EXERCISE GOAL —
Look through the material below. Copy each line that contains the string "aperture".

>> Start PROVIDED MATERIAL

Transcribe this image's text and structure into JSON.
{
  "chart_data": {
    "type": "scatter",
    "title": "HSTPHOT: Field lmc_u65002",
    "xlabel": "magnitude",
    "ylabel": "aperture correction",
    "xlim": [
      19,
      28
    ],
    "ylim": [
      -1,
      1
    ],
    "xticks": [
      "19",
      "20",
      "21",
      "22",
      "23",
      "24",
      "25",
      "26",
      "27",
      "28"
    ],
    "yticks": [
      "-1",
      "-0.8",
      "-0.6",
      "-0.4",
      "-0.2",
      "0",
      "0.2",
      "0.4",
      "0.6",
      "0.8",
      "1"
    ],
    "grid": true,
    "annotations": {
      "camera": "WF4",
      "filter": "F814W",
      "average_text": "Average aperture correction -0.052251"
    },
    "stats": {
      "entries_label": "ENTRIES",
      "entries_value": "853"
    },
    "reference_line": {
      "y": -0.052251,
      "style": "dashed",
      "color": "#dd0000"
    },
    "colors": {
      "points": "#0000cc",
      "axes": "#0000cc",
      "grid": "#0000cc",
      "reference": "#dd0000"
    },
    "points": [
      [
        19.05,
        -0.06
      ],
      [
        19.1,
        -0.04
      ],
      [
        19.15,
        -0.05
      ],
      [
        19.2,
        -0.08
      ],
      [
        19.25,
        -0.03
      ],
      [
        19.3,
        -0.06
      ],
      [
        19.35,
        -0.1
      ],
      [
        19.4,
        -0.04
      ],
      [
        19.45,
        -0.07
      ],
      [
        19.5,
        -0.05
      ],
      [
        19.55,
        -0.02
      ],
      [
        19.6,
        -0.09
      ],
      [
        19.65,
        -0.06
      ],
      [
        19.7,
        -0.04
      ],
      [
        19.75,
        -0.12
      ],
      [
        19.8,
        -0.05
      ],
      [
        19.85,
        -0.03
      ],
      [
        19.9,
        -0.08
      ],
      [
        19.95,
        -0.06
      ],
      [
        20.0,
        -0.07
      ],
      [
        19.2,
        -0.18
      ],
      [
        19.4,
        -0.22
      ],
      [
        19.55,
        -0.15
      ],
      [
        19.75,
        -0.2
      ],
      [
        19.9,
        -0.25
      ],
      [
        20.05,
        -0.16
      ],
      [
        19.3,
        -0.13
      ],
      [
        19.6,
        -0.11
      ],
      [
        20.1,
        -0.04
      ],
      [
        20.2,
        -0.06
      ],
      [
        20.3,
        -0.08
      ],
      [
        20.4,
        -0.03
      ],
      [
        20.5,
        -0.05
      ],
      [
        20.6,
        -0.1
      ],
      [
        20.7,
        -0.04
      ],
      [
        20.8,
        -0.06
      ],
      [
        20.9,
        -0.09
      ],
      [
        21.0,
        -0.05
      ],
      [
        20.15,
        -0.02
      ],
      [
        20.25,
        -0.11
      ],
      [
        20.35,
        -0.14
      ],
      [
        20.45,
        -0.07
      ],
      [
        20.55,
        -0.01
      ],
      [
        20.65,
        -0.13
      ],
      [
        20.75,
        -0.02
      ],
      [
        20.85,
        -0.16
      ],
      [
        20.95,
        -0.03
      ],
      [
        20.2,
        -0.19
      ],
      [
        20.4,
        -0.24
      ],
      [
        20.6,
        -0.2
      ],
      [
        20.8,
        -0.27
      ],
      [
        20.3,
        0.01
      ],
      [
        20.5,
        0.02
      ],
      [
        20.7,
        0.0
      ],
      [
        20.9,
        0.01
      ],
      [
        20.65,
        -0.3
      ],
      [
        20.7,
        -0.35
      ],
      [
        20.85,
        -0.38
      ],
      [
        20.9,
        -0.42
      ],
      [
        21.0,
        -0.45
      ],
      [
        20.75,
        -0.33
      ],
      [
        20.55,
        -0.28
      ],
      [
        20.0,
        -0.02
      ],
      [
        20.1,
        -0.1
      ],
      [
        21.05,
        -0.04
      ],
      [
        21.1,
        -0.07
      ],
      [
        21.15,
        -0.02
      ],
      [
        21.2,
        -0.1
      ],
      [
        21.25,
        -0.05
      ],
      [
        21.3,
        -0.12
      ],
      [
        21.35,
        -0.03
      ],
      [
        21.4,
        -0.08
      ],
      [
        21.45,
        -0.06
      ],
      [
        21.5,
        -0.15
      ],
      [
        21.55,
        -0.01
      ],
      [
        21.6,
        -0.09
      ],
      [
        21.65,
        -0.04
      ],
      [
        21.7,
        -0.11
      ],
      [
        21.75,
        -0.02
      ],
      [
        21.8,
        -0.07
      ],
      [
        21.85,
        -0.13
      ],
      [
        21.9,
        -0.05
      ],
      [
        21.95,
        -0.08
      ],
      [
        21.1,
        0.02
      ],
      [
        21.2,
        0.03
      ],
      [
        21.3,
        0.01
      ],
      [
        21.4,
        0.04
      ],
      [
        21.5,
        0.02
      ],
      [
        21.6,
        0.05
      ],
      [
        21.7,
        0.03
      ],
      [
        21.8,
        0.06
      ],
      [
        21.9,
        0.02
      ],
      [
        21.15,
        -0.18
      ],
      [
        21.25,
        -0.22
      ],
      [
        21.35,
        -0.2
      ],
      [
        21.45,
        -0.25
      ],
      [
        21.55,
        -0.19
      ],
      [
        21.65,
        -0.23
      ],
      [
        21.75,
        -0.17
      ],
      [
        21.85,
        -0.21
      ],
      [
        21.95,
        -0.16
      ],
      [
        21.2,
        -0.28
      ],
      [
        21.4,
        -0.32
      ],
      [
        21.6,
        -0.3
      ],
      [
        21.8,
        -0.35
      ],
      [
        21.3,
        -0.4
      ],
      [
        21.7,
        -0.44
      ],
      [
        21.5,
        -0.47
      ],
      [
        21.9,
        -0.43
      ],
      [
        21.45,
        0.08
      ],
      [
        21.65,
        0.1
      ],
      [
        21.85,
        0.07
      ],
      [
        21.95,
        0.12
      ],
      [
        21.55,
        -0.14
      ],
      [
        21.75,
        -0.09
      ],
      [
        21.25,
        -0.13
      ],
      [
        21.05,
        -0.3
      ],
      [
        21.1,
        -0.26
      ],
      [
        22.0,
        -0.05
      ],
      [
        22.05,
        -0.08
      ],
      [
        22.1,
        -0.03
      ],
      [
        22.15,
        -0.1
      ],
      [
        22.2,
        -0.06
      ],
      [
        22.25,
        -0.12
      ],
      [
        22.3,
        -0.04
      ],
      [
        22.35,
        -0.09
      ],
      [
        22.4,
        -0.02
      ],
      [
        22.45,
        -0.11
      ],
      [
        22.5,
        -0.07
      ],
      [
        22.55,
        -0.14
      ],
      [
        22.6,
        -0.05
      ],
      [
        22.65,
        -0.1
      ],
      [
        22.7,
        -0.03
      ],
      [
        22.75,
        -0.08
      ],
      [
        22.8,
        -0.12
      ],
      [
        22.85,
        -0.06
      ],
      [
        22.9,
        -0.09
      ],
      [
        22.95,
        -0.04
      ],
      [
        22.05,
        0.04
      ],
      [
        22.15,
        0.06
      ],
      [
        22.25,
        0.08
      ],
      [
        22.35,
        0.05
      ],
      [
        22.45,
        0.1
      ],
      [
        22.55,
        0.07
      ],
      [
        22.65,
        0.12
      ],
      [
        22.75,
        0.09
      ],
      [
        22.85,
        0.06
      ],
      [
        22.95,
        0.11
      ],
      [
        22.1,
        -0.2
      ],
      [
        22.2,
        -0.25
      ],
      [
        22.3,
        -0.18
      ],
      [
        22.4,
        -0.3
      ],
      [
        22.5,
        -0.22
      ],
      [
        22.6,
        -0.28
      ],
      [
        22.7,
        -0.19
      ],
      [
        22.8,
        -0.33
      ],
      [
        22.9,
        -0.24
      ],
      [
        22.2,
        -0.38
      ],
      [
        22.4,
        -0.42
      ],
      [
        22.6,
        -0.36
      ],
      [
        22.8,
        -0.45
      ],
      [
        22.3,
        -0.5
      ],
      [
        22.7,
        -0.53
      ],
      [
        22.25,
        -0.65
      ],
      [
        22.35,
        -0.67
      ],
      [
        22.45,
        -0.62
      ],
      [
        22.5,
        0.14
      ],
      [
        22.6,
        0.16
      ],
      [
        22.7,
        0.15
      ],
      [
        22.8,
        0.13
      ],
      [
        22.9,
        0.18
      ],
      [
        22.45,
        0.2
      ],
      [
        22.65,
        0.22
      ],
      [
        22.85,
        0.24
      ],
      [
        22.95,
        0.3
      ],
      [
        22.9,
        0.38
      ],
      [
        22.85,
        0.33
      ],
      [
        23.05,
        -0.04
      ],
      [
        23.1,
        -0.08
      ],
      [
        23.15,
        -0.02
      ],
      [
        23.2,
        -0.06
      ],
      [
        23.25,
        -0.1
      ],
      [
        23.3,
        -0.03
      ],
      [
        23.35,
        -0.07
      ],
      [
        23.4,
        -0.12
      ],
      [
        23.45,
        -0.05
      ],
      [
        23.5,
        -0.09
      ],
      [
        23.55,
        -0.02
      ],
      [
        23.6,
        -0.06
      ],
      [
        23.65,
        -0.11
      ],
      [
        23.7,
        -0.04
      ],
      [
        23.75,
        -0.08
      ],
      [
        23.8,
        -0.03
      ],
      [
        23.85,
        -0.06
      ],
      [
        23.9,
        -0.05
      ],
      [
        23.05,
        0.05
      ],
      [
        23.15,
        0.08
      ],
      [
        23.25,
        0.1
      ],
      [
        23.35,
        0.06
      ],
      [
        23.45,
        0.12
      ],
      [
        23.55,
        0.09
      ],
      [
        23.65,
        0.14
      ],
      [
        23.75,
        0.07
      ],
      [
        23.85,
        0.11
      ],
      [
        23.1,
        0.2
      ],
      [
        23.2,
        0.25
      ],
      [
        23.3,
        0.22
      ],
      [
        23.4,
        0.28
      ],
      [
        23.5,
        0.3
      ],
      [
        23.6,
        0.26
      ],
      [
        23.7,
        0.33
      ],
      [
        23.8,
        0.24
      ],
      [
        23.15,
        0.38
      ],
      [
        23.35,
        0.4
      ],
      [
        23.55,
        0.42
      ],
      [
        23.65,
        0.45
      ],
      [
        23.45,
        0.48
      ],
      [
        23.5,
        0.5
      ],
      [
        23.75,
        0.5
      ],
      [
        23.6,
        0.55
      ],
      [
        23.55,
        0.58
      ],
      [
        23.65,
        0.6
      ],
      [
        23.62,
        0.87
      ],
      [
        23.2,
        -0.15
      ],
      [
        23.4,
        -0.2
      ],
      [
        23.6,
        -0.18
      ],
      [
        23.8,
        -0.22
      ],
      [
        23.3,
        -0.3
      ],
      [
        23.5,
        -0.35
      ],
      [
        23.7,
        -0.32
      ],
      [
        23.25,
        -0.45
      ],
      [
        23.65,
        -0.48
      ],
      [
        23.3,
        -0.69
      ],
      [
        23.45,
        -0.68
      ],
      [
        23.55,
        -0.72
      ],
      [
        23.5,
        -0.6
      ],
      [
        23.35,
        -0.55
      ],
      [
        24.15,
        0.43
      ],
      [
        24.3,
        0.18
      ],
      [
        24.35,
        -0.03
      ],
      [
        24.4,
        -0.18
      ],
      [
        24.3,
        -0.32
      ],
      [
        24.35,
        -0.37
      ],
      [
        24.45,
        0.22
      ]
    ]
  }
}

>> End PROVIDED MATERIAL

ANSWER TO THIS TASK —
    "ylabel": "aperture correction",
      "average_text": "Average aperture correction -0.052251"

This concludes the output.